* [What to work on] Write the records below out again exactly as given, with no images.

* [Stored dataset items]
════════════════════
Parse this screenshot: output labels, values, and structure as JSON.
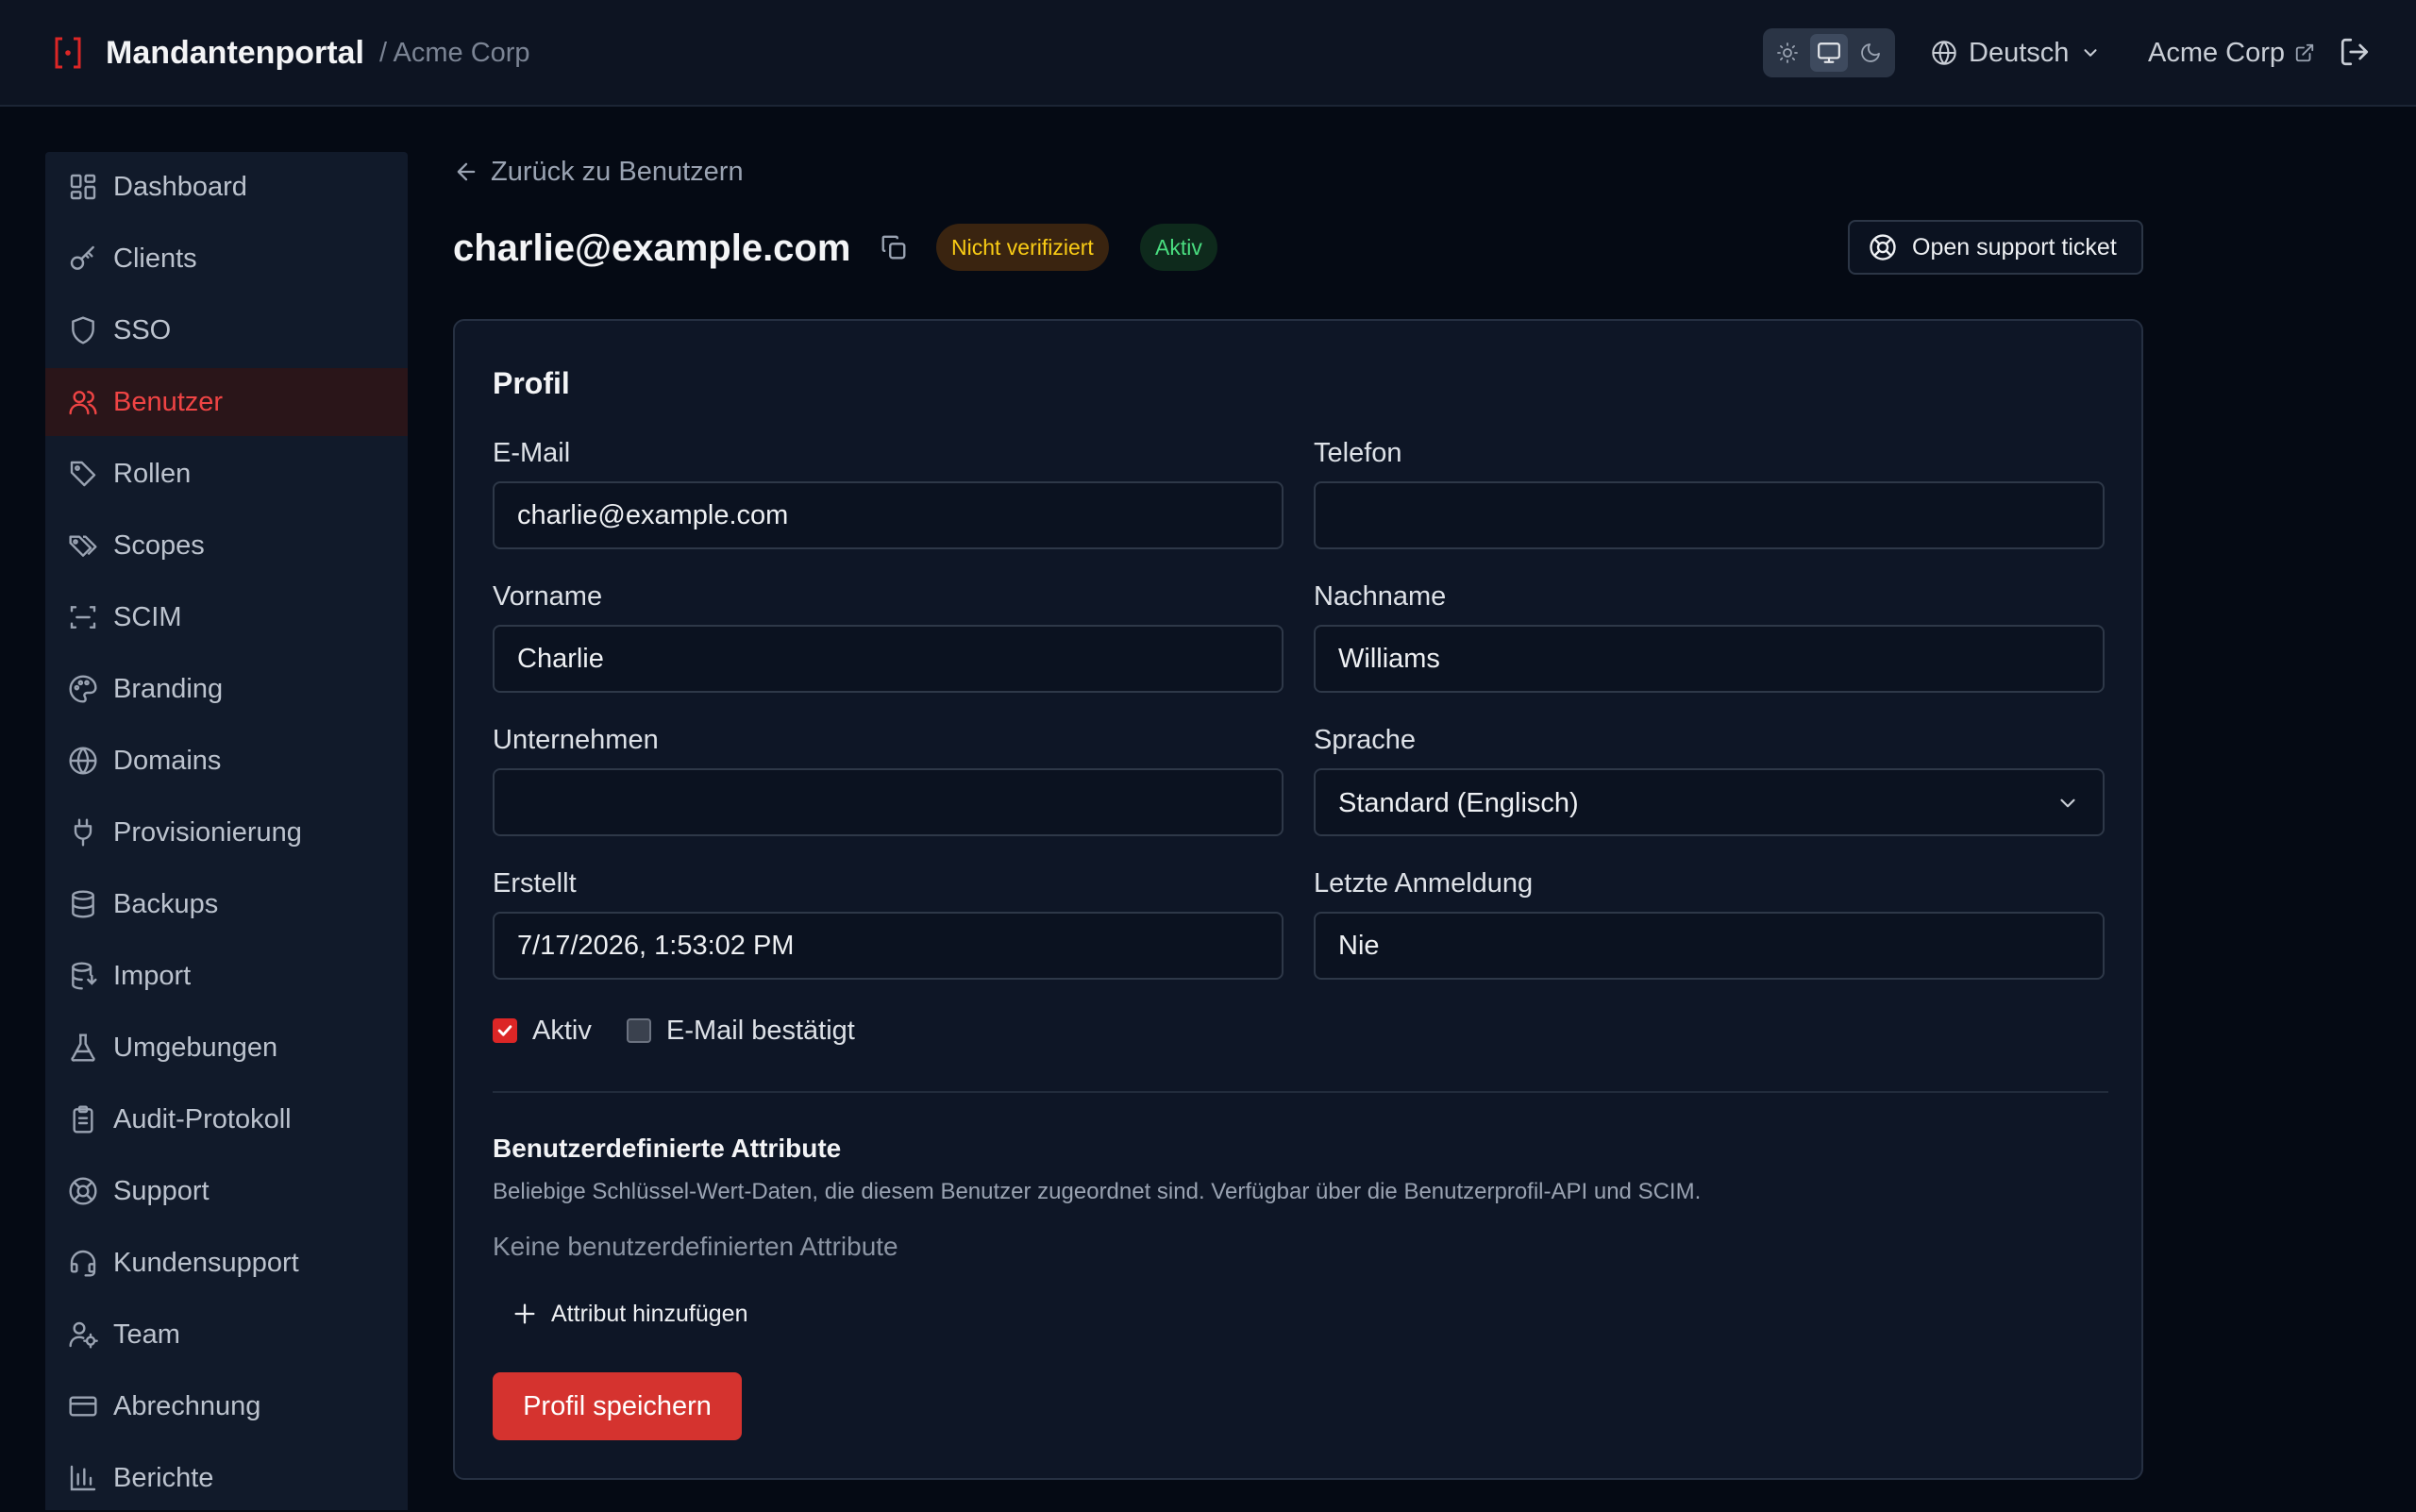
{
  "header": {
    "title": "Mandantenportal",
    "breadcrumb": "/ Acme Corp",
    "language": "Deutsch",
    "tenant": "Acme Corp"
  },
  "theme": {
    "modes": [
      "sun-icon",
      "monitor-icon",
      "moon-icon"
    ],
    "selected": "monitor-icon"
  },
  "colors": {
    "accent": "#dc2626",
    "badge_warning_text": "#facc15",
    "badge_success_text": "#4ade80"
  },
  "sidebar": {
    "items": [
      {
        "label": "Dashboard",
        "icon": "dashboard-icon"
      },
      {
        "label": "Clients",
        "icon": "key-icon"
      },
      {
        "label": "SSO",
        "icon": "shield-icon"
      },
      {
        "label": "Benutzer",
        "icon": "users-icon",
        "active": true
      },
      {
        "label": "Rollen",
        "icon": "tag-icon"
      },
      {
        "label": "Scopes",
        "icon": "tags-icon"
      },
      {
        "label": "SCIM",
        "icon": "scan-icon"
      },
      {
        "label": "Branding",
        "icon": "palette-icon"
      },
      {
        "label": "Domains",
        "icon": "globe-icon"
      },
      {
        "label": "Provisionierung",
        "icon": "plug-icon"
      },
      {
        "label": "Backups",
        "icon": "database-icon"
      },
      {
        "label": "Import",
        "icon": "database-import-icon"
      },
      {
        "label": "Umgebungen",
        "icon": "flask-icon"
      },
      {
        "label": "Audit-Protokoll",
        "icon": "clipboard-icon"
      },
      {
        "label": "Support",
        "icon": "lifebuoy-icon"
      },
      {
        "label": "Kundensupport",
        "icon": "headset-icon"
      },
      {
        "label": "Team",
        "icon": "user-cog-icon"
      },
      {
        "label": "Abrechnung",
        "icon": "credit-card-icon"
      },
      {
        "label": "Berichte",
        "icon": "bar-chart-icon"
      }
    ]
  },
  "main": {
    "back_label": "Zurück zu Benutzern",
    "title": "charlie@example.com",
    "badges": {
      "unverified": "Nicht verifiziert",
      "active": "Aktiv"
    },
    "support_button": "Open support ticket"
  },
  "profile": {
    "section_title": "Profil",
    "email": {
      "label": "E-Mail",
      "value": "charlie@example.com"
    },
    "phone": {
      "label": "Telefon",
      "value": ""
    },
    "first_name": {
      "label": "Vorname",
      "value": "Charlie"
    },
    "last_name": {
      "label": "Nachname",
      "value": "Williams"
    },
    "company": {
      "label": "Unternehmen",
      "value": ""
    },
    "language": {
      "label": "Sprache",
      "value": "Standard (Englisch)"
    },
    "created": {
      "label": "Erstellt",
      "value": "7/17/2026, 1:53:02 PM"
    },
    "last_login": {
      "label": "Letzte Anmeldung",
      "value": "Nie"
    },
    "active_checkbox": {
      "label": "Aktiv",
      "checked": true
    },
    "email_verified_checkbox": {
      "label": "E-Mail bestätigt",
      "checked": false
    },
    "custom_attributes": {
      "title": "Benutzerdefinierte Attribute",
      "description": "Beliebige Schlüssel-Wert-Daten, die diesem Benutzer zugeordnet sind. Verfügbar über die Benutzerprofil-API und SCIM.",
      "empty": "Keine benutzerdefinierten Attribute",
      "add_button": "Attribut hinzufügen"
    },
    "save_button": "Profil speichern"
  }
}
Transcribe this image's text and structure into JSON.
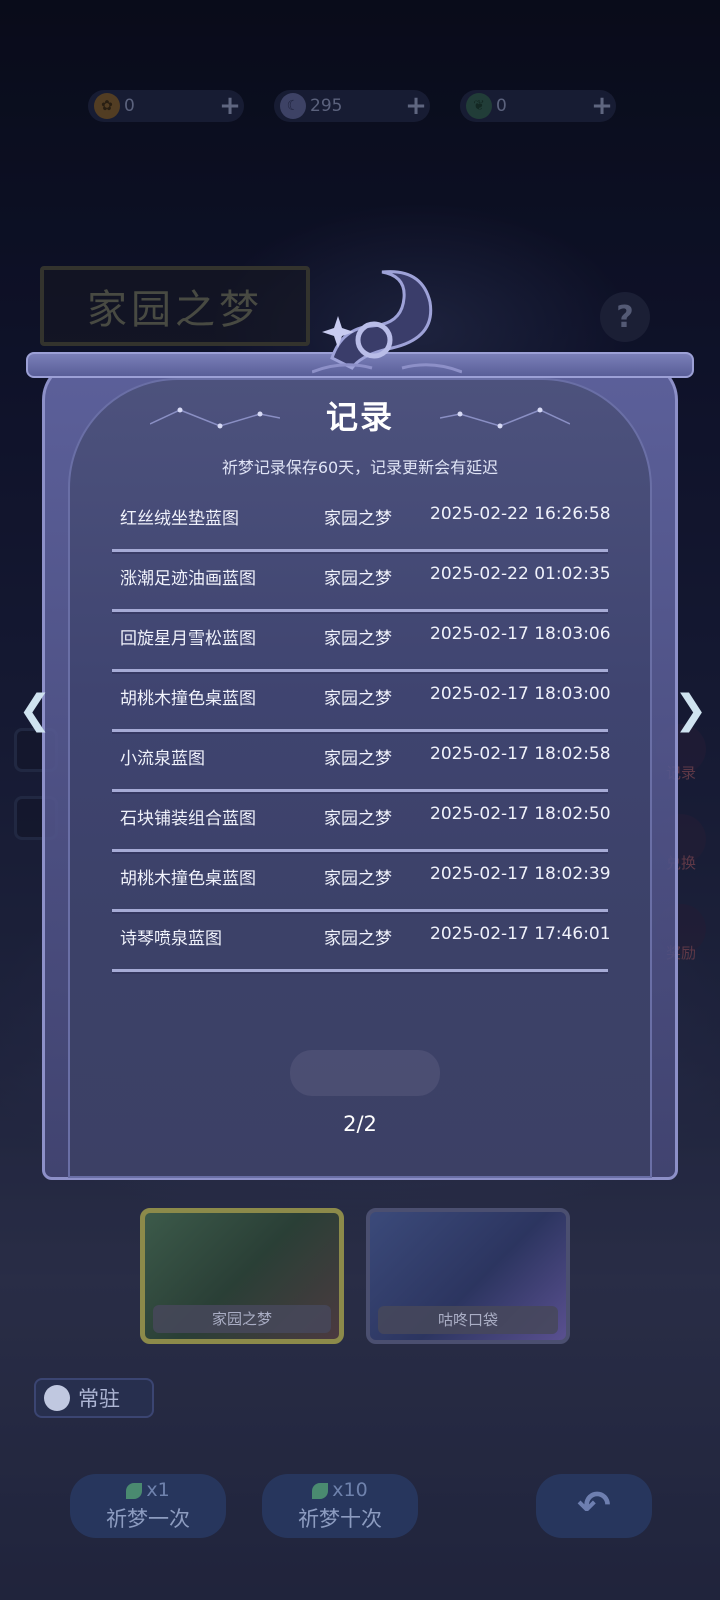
{
  "currency": {
    "coin": {
      "value": "0",
      "icon": "sun-flower-icon"
    },
    "moon": {
      "value": "295",
      "icon": "moon-icon"
    },
    "leaf": {
      "value": "0",
      "icon": "leaf-icon"
    },
    "plus": "+"
  },
  "banner_title": "家园之梦",
  "help_label": "?",
  "panel": {
    "title": "记录",
    "subtitle": "祈梦记录保存60天，记录更新会有延迟",
    "records": [
      {
        "name": "红丝绒坐垫蓝图",
        "pool": "家园之梦",
        "time": "2025-02-22 16:26:58"
      },
      {
        "name": "涨潮足迹油画蓝图",
        "pool": "家园之梦",
        "time": "2025-02-22 01:02:35"
      },
      {
        "name": "回旋星月雪松蓝图",
        "pool": "家园之梦",
        "time": "2025-02-17 18:03:06"
      },
      {
        "name": "胡桃木撞色桌蓝图",
        "pool": "家园之梦",
        "time": "2025-02-17 18:03:00"
      },
      {
        "name": "小流泉蓝图",
        "pool": "家园之梦",
        "time": "2025-02-17 18:02:58"
      },
      {
        "name": "石块铺装组合蓝图",
        "pool": "家园之梦",
        "time": "2025-02-17 18:02:50"
      },
      {
        "name": "胡桃木撞色桌蓝图",
        "pool": "家园之梦",
        "time": "2025-02-17 18:02:39"
      },
      {
        "name": "诗琴喷泉蓝图",
        "pool": "家园之梦",
        "time": "2025-02-17 17:46:01"
      }
    ],
    "page": "2/2",
    "prev": "❮",
    "next": "❯"
  },
  "side": {
    "record_label": "记录",
    "exchange_label": "兑换",
    "reward_label": "奖励"
  },
  "pools": [
    {
      "label": "家园之梦"
    },
    {
      "label": "咕咚口袋"
    }
  ],
  "resident_label": "常驻",
  "bottom": {
    "once": {
      "cost": "x1",
      "label": "祈梦一次"
    },
    "ten": {
      "cost": "x10",
      "label": "祈梦十次"
    },
    "back": "↶"
  },
  "colors": {
    "panel": "#4d527d",
    "divider": "#a6abd6",
    "text": "#f0f2fb"
  }
}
════════════════════
* [Written solution]
Parse this screenshot: output labels, values, and structure as JSON.
{
  "header": {
    "title": "Mandantenportal",
    "breadcrumb": "/ Acme Corp",
    "language": "Deutsch",
    "tenant": "Acme Corp"
  },
  "theme": {
    "modes": [
      "sun-icon",
      "monitor-icon",
      "moon-icon"
    ],
    "selected": "monitor-icon"
  },
  "colors": {
    "accent": "#dc2626",
    "badge_warning_text": "#facc15",
    "badge_success_text": "#4ade80"
  },
  "sidebar": {
    "items": [
      {
        "label": "Dashboard",
        "icon": "dashboard-icon"
      },
      {
        "label": "Clients",
        "icon": "key-icon"
      },
      {
        "label": "SSO",
        "icon": "shield-icon"
      },
      {
        "label": "Benutzer",
        "icon": "users-icon",
        "active": true
      },
      {
        "label": "Rollen",
        "icon": "tag-icon"
      },
      {
        "label": "Scopes",
        "icon": "tags-icon"
      },
      {
        "label": "SCIM",
        "icon": "scan-icon"
      },
      {
        "label": "Branding",
        "icon": "palette-icon"
      },
      {
        "label": "Domains",
        "icon": "globe-icon"
      },
      {
        "label": "Provisionierung",
        "icon": "plug-icon"
      },
      {
        "label": "Backups",
        "icon": "database-icon"
      },
      {
        "label": "Import",
        "icon": "database-import-icon"
      },
      {
        "label": "Umgebungen",
        "icon": "flask-icon"
      },
      {
        "label": "Audit-Protokoll",
        "icon": "clipboard-icon"
      },
      {
        "label": "Support",
        "icon": "lifebuoy-icon"
      },
      {
        "label": "Kundensupport",
        "icon": "headset-icon"
      },
      {
        "label": "Team",
        "icon": "user-cog-icon"
      },
      {
        "label": "Abrechnung",
        "icon": "credit-card-icon"
      },
      {
        "label": "Berichte",
        "icon": "bar-chart-icon"
      }
    ]
  },
  "main": {
    "back_label": "Zurück zu Benutzern",
    "title": "charlie@example.com",
    "badges": {
      "unverified": "Nicht verifiziert",
      "active": "Aktiv"
    },
    "support_button": "Open support ticket"
  },
  "profile": {
    "section_title": "Profil",
    "email": {
      "label": "E-Mail",
      "value": "charlie@example.com"
    },
    "phone": {
      "label": "Telefon",
      "value": ""
    },
    "first_name": {
      "label": "Vorname",
      "value": "Charlie"
    },
    "last_name": {
      "label": "Nachname",
      "value": "Williams"
    },
    "company": {
      "label": "Unternehmen",
      "value": ""
    },
    "language": {
      "label": "Sprache",
      "value": "Standard (Englisch)"
    },
    "created": {
      "label": "Erstellt",
      "value": "7/17/2026, 1:53:02 PM"
    },
    "last_login": {
      "label": "Letzte Anmeldung",
      "value": "Nie"
    },
    "active_checkbox": {
      "label": "Aktiv",
      "checked": true
    },
    "email_verified_checkbox": {
      "label": "E-Mail bestätigt",
      "checked": false
    },
    "custom_attributes": {
      "title": "Benutzerdefinierte Attribute",
      "description": "Beliebige Schlüssel-Wert-Daten, die diesem Benutzer zugeordnet sind. Verfügbar über die Benutzerprofil-API und SCIM.",
      "empty": "Keine benutzerdefinierten Attribute",
      "add_button": "Attribut hinzufügen"
    },
    "save_button": "Profil speichern"
  }
}
Transcribe this image's text and structure into JSON.
{
  "currency": {
    "coin": {
      "value": "0",
      "icon": "sun-flower-icon"
    },
    "moon": {
      "value": "295",
      "icon": "moon-icon"
    },
    "leaf": {
      "value": "0",
      "icon": "leaf-icon"
    },
    "plus": "+"
  },
  "banner_title": "家园之梦",
  "help_label": "?",
  "panel": {
    "title": "记录",
    "subtitle": "祈梦记录保存60天，记录更新会有延迟",
    "records": [
      {
        "name": "红丝绒坐垫蓝图",
        "pool": "家园之梦",
        "time": "2025-02-22 16:26:58"
      },
      {
        "name": "涨潮足迹油画蓝图",
        "pool": "家园之梦",
        "time": "2025-02-22 01:02:35"
      },
      {
        "name": "回旋星月雪松蓝图",
        "pool": "家园之梦",
        "time": "2025-02-17 18:03:06"
      },
      {
        "name": "胡桃木撞色桌蓝图",
        "pool": "家园之梦",
        "time": "2025-02-17 18:03:00"
      },
      {
        "name": "小流泉蓝图",
        "pool": "家园之梦",
        "time": "2025-02-17 18:02:58"
      },
      {
        "name": "石块铺装组合蓝图",
        "pool": "家园之梦",
        "time": "2025-02-17 18:02:50"
      },
      {
        "name": "胡桃木撞色桌蓝图",
        "pool": "家园之梦",
        "time": "2025-02-17 18:02:39"
      },
      {
        "name": "诗琴喷泉蓝图",
        "pool": "家园之梦",
        "time": "2025-02-17 17:46:01"
      }
    ],
    "page": "2/2",
    "prev": "❮",
    "next": "❯"
  },
  "side": {
    "record_label": "记录",
    "exchange_label": "兑换",
    "reward_label": "奖励"
  },
  "pools": [
    {
      "label": "家园之梦"
    },
    {
      "label": "咕咚口袋"
    }
  ],
  "resident_label": "常驻",
  "bottom": {
    "once": {
      "cost": "x1",
      "label": "祈梦一次"
    },
    "ten": {
      "cost": "x10",
      "label": "祈梦十次"
    },
    "back": "↶"
  },
  "colors": {
    "panel": "#4d527d",
    "divider": "#a6abd6",
    "text": "#f0f2fb"
  }
}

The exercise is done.